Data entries
:::::

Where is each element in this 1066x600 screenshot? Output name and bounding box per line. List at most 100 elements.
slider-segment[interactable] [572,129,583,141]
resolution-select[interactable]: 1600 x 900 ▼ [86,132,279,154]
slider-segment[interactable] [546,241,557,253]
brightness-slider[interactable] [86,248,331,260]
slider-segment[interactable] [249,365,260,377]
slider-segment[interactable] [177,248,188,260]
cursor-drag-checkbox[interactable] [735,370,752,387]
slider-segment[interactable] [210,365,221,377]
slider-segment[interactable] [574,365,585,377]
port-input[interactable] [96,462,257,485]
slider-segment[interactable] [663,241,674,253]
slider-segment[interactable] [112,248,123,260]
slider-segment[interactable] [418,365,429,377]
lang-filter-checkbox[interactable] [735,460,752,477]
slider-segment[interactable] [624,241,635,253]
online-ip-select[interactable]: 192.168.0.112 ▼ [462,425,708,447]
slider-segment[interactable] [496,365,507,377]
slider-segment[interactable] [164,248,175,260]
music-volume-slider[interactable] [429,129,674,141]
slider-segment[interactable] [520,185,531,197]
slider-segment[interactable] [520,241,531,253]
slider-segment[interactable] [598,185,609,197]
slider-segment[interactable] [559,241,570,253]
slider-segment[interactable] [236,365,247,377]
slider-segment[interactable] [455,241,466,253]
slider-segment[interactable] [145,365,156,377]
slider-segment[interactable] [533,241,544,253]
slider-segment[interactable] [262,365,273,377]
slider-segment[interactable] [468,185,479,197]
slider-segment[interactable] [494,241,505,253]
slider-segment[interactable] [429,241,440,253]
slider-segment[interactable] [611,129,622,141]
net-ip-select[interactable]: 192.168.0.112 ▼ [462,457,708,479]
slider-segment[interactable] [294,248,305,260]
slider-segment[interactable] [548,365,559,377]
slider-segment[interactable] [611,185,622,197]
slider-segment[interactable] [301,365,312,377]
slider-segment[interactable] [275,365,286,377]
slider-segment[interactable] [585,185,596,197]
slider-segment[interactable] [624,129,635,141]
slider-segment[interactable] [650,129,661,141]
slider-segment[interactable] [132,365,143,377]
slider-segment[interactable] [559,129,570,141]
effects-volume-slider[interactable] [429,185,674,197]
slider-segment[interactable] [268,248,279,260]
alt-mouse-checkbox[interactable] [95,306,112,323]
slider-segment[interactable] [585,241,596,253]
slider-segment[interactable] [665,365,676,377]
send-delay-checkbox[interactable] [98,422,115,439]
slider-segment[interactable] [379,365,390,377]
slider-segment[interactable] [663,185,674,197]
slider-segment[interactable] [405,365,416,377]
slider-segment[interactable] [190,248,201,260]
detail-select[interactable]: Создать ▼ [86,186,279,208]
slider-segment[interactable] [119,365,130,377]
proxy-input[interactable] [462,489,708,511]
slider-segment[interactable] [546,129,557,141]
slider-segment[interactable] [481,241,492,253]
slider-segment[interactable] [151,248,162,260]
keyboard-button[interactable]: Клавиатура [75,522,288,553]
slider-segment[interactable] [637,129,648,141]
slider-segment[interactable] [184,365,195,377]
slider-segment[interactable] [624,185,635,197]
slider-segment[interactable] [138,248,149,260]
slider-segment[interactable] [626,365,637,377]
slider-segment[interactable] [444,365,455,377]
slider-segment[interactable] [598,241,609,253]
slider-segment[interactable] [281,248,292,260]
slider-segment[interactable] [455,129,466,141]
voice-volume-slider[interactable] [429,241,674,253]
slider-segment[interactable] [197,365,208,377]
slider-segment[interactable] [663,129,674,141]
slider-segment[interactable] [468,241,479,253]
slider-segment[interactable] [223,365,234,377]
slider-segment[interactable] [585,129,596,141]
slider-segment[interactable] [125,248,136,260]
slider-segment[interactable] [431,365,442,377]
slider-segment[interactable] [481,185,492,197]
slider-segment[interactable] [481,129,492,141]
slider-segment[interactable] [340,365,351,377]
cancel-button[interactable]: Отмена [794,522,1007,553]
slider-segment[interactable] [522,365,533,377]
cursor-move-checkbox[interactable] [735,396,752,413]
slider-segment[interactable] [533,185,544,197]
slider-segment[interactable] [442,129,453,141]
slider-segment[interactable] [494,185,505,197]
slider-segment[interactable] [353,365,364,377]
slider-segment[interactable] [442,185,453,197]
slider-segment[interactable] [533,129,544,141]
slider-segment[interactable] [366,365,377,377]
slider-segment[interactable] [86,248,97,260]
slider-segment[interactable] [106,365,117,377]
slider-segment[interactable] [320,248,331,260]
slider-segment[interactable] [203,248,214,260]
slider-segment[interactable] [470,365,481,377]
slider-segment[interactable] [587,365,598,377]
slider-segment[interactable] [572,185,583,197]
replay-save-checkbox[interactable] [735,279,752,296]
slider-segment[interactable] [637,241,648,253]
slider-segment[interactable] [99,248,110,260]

:::::

# Exercise brief
Reproduce every line of the data entries verbatim.

# Expected answer
Where is each element in this 1066x600 screenshot? Output name and bounding box per line. List at most 100 elements.
slider-segment[interactable] [572,129,583,141]
resolution-select[interactable]: 1600 x 900 ▼ [86,132,279,154]
slider-segment[interactable] [546,241,557,253]
brightness-slider[interactable] [86,248,331,260]
slider-segment[interactable] [249,365,260,377]
slider-segment[interactable] [177,248,188,260]
cursor-drag-checkbox[interactable] [735,370,752,387]
slider-segment[interactable] [210,365,221,377]
slider-segment[interactable] [574,365,585,377]
port-input[interactable] [96,462,257,485]
slider-segment[interactable] [663,241,674,253]
slider-segment[interactable] [112,248,123,260]
slider-segment[interactable] [418,365,429,377]
lang-filter-checkbox[interactable] [735,460,752,477]
slider-segment[interactable] [624,241,635,253]
online-ip-select[interactable]: 192.168.0.112 ▼ [462,425,708,447]
slider-segment[interactable] [496,365,507,377]
slider-segment[interactable] [164,248,175,260]
music-volume-slider[interactable] [429,129,674,141]
slider-segment[interactable] [520,185,531,197]
slider-segment[interactable] [520,241,531,253]
slider-segment[interactable] [598,185,609,197]
slider-segment[interactable] [559,241,570,253]
slider-segment[interactable] [236,365,247,377]
slider-segment[interactable] [455,241,466,253]
slider-segment[interactable] [145,365,156,377]
slider-segment[interactable] [533,241,544,253]
slider-segment[interactable] [262,365,273,377]
slider-segment[interactable] [468,185,479,197]
slider-segment[interactable] [494,241,505,253]
slider-segment[interactable] [429,241,440,253]
slider-segment[interactable] [611,129,622,141]
net-ip-select[interactable]: 192.168.0.112 ▼ [462,457,708,479]
slider-segment[interactable] [294,248,305,260]
slider-segment[interactable] [548,365,559,377]
slider-segment[interactable] [611,185,622,197]
slider-segment[interactable] [301,365,312,377]
slider-segment[interactable] [275,365,286,377]
slider-segment[interactable] [585,185,596,197]
slider-segment[interactable] [624,129,635,141]
slider-segment[interactable] [650,129,661,141]
slider-segment[interactable] [132,365,143,377]
slider-segment[interactable] [559,129,570,141]
effects-volume-slider[interactable] [429,185,674,197]
slider-segment[interactable] [268,248,279,260]
alt-mouse-checkbox[interactable] [95,306,112,323]
slider-segment[interactable] [585,241,596,253]
slider-segment[interactable] [665,365,676,377]
send-delay-checkbox[interactable] [98,422,115,439]
slider-segment[interactable] [379,365,390,377]
slider-segment[interactable] [663,185,674,197]
slider-segment[interactable] [405,365,416,377]
slider-segment[interactable] [190,248,201,260]
detail-select[interactable]: Создать ▼ [86,186,279,208]
slider-segment[interactable] [119,365,130,377]
proxy-input[interactable] [462,489,708,511]
slider-segment[interactable] [546,129,557,141]
slider-segment[interactable] [481,241,492,253]
slider-segment[interactable] [151,248,162,260]
keyboard-button[interactable]: Клавиатура [75,522,288,553]
slider-segment[interactable] [637,129,648,141]
slider-segment[interactable] [184,365,195,377]
slider-segment[interactable] [624,185,635,197]
slider-segment[interactable] [138,248,149,260]
slider-segment[interactable] [626,365,637,377]
slider-segment[interactable] [444,365,455,377]
slider-segment[interactable] [598,241,609,253]
slider-segment[interactable] [281,248,292,260]
slider-segment[interactable] [455,129,466,141]
voice-volume-slider[interactable] [429,241,674,253]
slider-segment[interactable] [197,365,208,377]
slider-segment[interactable] [663,129,674,141]
slider-segment[interactable] [468,241,479,253]
slider-segment[interactable] [223,365,234,377]
slider-segment[interactable] [585,129,596,141]
slider-segment[interactable] [125,248,136,260]
slider-segment[interactable] [431,365,442,377]
slider-segment[interactable] [481,185,492,197]
slider-segment[interactable] [481,129,492,141]
slider-segment[interactable] [340,365,351,377]
cancel-button[interactable]: Отмена [794,522,1007,553]
slider-segment[interactable] [522,365,533,377]
cursor-move-checkbox[interactable] [735,396,752,413]
slider-segment[interactable] [533,185,544,197]
slider-segment[interactable] [442,129,453,141]
slider-segment[interactable] [494,185,505,197]
slider-segment[interactable] [353,365,364,377]
slider-segment[interactable] [442,185,453,197]
slider-segment[interactable] [533,129,544,141]
slider-segment[interactable] [366,365,377,377]
slider-segment[interactable] [86,248,97,260]
slider-segment[interactable] [106,365,117,377]
slider-segment[interactable] [320,248,331,260]
slider-segment[interactable] [203,248,214,260]
slider-segment[interactable] [470,365,481,377]
slider-segment[interactable] [587,365,598,377]
slider-segment[interactable] [572,185,583,197]
replay-save-checkbox[interactable] [735,279,752,296]
slider-segment[interactable] [637,241,648,253]
slider-segment[interactable] [99,248,110,260]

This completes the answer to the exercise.